Find how many lines hold the word "JSON". Give only the number.

[Stored entries]
══════════

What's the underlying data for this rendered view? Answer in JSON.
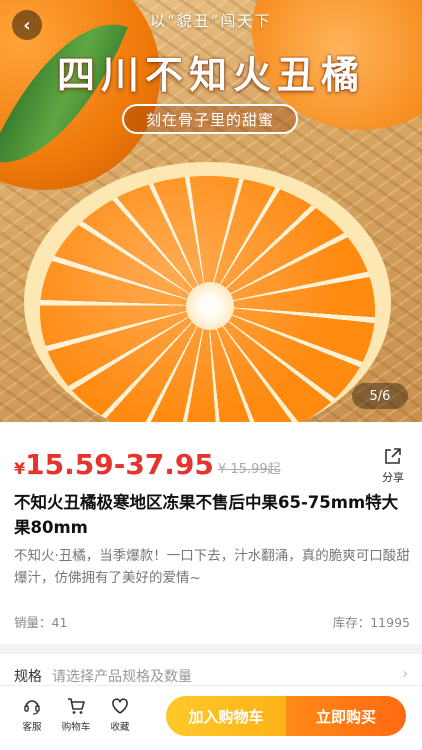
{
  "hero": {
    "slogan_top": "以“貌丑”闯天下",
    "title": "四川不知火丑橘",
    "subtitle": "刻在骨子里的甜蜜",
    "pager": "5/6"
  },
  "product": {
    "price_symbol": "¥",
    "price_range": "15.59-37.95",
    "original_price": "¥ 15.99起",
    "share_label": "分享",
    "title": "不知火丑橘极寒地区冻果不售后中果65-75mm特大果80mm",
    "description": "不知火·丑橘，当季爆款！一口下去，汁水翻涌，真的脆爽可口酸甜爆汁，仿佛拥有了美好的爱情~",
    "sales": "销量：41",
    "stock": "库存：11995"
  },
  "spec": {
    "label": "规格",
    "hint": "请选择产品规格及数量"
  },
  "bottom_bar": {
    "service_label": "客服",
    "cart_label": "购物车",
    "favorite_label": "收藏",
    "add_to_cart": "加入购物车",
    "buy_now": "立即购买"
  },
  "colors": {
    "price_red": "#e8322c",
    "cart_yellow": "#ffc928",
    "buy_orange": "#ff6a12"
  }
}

══════════

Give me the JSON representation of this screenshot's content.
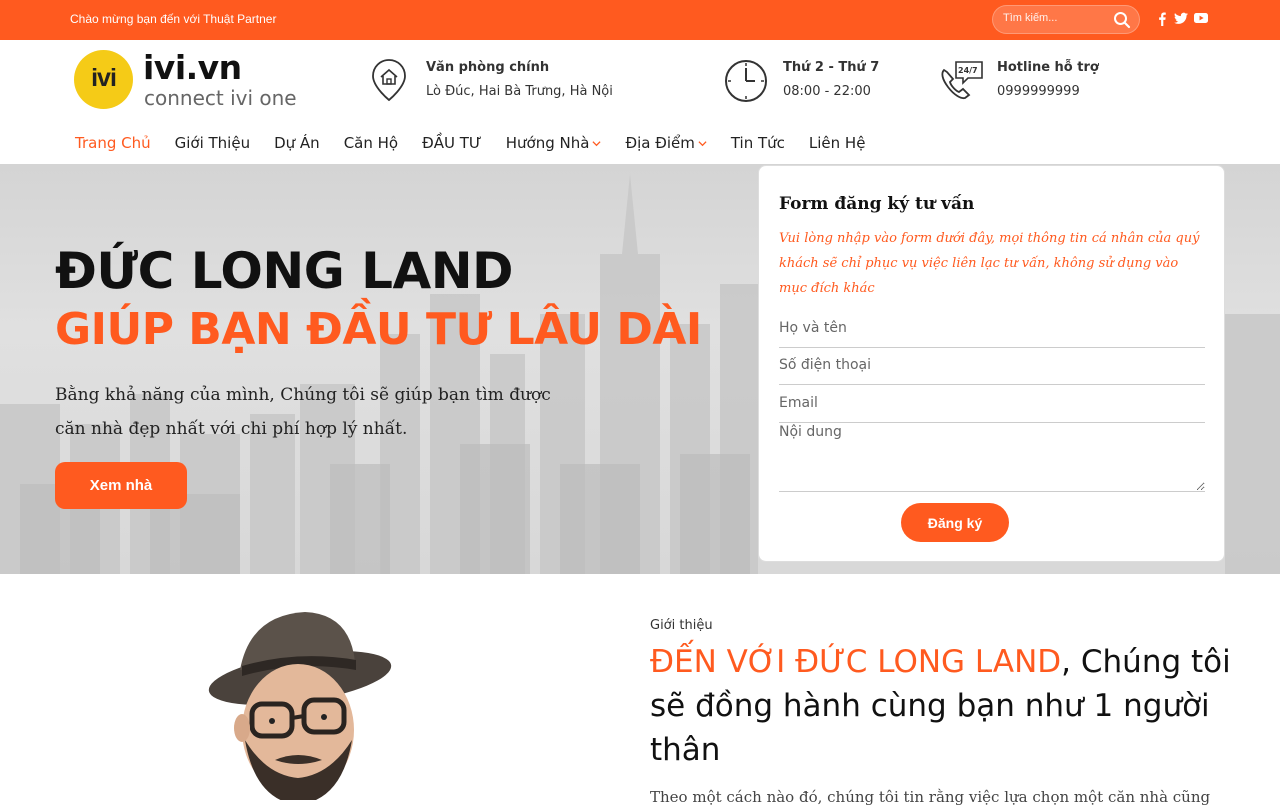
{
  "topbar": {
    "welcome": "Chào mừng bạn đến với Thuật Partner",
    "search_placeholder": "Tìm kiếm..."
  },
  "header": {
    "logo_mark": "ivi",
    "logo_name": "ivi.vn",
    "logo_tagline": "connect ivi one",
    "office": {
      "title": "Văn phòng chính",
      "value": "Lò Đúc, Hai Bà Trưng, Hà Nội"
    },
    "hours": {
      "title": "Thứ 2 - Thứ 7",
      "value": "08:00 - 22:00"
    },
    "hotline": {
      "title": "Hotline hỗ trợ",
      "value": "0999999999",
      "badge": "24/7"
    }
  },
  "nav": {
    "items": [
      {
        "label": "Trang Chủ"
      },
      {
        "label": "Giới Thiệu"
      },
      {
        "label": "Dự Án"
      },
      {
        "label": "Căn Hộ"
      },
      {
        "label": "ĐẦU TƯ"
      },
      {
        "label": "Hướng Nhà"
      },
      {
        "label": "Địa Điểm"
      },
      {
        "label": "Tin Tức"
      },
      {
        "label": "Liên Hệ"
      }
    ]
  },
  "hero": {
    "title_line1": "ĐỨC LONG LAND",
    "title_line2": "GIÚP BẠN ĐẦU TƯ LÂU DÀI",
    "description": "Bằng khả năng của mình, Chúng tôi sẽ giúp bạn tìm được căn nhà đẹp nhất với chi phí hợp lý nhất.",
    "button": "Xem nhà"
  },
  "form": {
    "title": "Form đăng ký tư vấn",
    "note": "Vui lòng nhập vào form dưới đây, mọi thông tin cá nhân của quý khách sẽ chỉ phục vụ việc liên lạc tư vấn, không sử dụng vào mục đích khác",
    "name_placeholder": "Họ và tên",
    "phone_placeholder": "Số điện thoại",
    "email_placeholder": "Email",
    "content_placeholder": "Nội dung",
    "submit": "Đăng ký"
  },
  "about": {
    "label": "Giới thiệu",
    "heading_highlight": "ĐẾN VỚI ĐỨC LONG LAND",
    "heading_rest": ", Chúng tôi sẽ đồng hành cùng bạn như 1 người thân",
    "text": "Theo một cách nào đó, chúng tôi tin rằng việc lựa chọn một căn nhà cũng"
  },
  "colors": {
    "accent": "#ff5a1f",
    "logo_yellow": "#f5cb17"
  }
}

══════════

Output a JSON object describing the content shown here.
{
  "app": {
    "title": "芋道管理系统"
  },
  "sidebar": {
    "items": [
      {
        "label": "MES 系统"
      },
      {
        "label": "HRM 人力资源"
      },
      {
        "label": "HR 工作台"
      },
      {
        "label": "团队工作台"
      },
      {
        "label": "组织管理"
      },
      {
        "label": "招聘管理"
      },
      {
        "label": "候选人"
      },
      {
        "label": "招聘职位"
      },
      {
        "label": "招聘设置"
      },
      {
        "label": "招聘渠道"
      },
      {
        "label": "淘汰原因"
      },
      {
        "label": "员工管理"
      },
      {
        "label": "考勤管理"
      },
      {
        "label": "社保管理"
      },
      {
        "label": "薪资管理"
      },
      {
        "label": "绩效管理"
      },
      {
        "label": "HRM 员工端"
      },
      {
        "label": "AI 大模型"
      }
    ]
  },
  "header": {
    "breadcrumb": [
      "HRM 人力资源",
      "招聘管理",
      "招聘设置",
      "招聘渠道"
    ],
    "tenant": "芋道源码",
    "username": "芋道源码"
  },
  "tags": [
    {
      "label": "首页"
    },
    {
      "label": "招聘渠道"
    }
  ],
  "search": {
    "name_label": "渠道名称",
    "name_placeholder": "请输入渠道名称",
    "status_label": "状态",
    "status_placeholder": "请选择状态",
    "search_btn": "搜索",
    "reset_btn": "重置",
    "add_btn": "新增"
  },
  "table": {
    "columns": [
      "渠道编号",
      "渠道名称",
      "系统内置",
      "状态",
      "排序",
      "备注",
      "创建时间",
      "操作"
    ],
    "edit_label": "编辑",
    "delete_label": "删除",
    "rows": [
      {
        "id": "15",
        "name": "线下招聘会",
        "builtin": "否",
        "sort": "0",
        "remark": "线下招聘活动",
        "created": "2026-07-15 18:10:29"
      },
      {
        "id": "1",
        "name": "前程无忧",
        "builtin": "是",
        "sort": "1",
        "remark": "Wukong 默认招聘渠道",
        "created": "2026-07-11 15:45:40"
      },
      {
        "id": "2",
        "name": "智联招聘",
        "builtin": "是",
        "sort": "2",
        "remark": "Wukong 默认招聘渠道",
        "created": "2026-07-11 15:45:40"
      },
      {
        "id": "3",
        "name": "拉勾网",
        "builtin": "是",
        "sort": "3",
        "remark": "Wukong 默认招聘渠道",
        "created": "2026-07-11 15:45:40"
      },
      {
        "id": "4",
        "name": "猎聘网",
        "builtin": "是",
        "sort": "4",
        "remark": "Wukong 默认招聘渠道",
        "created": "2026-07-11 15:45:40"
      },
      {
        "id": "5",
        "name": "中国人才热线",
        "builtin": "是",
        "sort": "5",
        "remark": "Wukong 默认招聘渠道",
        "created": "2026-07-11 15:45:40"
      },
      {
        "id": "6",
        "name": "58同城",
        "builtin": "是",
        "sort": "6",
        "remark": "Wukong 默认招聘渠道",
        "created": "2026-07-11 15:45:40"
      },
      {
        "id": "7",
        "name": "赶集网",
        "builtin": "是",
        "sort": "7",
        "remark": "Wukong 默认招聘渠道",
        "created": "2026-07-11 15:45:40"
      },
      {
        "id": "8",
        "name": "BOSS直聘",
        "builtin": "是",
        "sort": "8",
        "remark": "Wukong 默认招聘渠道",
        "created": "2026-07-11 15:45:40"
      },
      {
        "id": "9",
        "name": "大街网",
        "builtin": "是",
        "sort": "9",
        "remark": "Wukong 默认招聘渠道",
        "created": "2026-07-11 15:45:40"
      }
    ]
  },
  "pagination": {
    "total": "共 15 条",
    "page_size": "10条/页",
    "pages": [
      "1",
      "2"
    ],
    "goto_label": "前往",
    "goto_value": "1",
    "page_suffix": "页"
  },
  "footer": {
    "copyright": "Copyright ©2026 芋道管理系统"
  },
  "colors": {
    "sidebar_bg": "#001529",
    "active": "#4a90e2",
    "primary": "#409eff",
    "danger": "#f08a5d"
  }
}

══════════

_SOLUTION:_ 3